__SET TASK__: Copy out every line containing the word "капитальных".

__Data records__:
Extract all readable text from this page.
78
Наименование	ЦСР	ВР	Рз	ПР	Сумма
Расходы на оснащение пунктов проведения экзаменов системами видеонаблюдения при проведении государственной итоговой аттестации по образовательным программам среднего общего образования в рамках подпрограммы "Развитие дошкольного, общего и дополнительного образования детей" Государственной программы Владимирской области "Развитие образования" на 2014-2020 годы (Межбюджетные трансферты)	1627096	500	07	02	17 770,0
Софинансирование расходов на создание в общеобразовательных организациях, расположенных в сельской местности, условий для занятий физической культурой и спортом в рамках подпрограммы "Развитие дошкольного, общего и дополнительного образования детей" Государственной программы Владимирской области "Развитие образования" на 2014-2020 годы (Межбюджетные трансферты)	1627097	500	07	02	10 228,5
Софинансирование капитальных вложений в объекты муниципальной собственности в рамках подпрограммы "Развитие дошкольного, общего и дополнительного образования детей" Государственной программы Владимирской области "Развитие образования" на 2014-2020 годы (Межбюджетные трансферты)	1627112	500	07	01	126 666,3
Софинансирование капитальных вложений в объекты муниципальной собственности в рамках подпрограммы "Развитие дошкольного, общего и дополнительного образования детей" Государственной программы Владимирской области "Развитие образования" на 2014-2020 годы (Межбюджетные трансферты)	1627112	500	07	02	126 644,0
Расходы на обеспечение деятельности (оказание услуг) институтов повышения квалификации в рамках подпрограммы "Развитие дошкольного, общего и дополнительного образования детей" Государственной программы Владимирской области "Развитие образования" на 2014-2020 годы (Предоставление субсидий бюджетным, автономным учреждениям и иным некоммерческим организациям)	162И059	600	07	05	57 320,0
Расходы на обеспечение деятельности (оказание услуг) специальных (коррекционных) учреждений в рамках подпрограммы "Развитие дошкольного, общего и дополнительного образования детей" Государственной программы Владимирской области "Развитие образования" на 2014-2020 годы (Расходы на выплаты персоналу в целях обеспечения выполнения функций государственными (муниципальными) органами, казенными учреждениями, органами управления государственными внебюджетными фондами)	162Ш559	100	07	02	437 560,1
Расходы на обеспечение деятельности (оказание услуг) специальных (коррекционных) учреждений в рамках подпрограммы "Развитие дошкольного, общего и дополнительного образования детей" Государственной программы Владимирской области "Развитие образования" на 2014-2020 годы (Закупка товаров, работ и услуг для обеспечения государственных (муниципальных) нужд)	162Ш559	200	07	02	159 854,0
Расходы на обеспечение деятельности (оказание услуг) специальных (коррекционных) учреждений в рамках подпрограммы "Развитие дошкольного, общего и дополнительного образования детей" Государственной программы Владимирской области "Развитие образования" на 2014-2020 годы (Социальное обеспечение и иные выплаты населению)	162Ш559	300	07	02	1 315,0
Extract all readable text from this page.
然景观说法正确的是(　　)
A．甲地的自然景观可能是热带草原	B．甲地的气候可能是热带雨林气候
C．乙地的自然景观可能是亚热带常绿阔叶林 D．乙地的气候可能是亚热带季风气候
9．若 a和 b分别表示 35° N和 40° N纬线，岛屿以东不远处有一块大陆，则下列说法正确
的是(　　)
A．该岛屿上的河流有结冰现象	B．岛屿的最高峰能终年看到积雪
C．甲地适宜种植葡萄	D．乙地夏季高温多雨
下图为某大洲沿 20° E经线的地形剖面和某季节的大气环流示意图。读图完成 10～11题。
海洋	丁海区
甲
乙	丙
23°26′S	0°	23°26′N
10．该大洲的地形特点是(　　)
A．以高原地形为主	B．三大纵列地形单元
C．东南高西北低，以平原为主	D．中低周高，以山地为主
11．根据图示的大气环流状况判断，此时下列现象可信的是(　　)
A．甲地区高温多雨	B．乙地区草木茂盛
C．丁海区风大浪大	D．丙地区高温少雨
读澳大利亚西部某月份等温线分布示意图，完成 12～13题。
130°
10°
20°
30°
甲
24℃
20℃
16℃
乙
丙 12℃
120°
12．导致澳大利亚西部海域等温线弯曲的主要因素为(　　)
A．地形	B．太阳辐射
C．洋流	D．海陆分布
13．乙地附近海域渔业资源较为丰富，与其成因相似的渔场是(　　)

__WRITTEN SOLUTION__:
Софинансирование капитальных вложений в объекты муниципальной собственности в рамках подпрограммы "Развитие дошкольного, общего и дополнительного образования детей" Государственной программы Владимирской области "Развитие образования" на 2014-2020 годы (Межбюджетные трансферты)	1627112	500	07	01	126 666,3
Софинансирование капитальных вложений в объекты муниципальной собственности в рамках подпрограммы "Развитие дошкольного, общего и дополнительного образования детей" Государственной программы Владимирской области "Развитие образования" на 2014-2020 годы (Межбюджетные трансферты)	1627112	500	07	02	126 644,0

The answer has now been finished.